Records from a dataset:
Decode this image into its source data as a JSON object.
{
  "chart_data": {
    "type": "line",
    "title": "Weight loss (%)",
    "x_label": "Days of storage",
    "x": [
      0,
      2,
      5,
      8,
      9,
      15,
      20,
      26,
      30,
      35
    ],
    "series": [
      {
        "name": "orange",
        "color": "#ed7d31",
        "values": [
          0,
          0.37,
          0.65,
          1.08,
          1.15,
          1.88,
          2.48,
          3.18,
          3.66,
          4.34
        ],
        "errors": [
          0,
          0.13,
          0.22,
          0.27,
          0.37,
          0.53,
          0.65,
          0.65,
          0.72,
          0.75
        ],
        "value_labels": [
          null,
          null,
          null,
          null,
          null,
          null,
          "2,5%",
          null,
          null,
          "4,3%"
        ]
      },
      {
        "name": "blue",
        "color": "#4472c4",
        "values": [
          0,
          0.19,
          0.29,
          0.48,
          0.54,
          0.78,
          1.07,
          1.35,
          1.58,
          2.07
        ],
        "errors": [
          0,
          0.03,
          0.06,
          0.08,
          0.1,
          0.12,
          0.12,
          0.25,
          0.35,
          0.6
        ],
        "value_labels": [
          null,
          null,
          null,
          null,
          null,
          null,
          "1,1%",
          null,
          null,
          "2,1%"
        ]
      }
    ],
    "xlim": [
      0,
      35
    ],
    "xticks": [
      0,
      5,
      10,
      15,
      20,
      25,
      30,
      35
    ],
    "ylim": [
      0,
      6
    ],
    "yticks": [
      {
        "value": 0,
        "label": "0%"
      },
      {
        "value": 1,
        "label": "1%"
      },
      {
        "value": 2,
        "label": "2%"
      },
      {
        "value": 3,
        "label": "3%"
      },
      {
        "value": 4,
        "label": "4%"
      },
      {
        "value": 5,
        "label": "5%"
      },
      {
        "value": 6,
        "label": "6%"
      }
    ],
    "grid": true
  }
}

Written problem:
Set down the listing in full, keeping every word exactly as it is.

Task output:
Decode this image into its source data as a JSON object.
{
  "chart_data": {
    "type": "line",
    "title": "Weight loss (%)",
    "x_label": "Days of storage",
    "x": [
      0,
      2,
      5,
      8,
      9,
      15,
      20,
      26,
      30,
      35
    ],
    "series": [
      {
        "name": "orange",
        "color": "#ed7d31",
        "values": [
          0,
          0.37,
          0.65,
          1.08,
          1.15,
          1.88,
          2.48,
          3.18,
          3.66,
          4.34
        ],
        "errors": [
          0,
          0.13,
          0.22,
          0.27,
          0.37,
          0.53,
          0.65,
          0.65,
          0.72,
          0.75
        ],
        "value_labels": [
          null,
          null,
          null,
          null,
          null,
          null,
          "2,5%",
          null,
          null,
          "4,3%"
        ]
      },
      {
        "name": "blue",
        "color": "#4472c4",
        "values": [
          0,
          0.19,
          0.29,
          0.48,
          0.54,
          0.78,
          1.07,
          1.35,
          1.58,
          2.07
        ],
        "errors": [
          0,
          0.03,
          0.06,
          0.08,
          0.1,
          0.12,
          0.12,
          0.25,
          0.35,
          0.6
        ],
        "value_labels": [
          null,
          null,
          null,
          null,
          null,
          null,
          "1,1%",
          null,
          null,
          "2,1%"
        ]
      }
    ],
    "xlim": [
      0,
      35
    ],
    "xticks": [
      0,
      5,
      10,
      15,
      20,
      25,
      30,
      35
    ],
    "ylim": [
      0,
      6
    ],
    "yticks": [
      {
        "value": 0,
        "label": "0%"
      },
      {
        "value": 1,
        "label": "1%"
      },
      {
        "value": 2,
        "label": "2%"
      },
      {
        "value": 3,
        "label": "3%"
      },
      {
        "value": 4,
        "label": "4%"
      },
      {
        "value": 5,
        "label": "5%"
      },
      {
        "value": 6,
        "label": "6%"
      }
    ],
    "grid": true
  }
}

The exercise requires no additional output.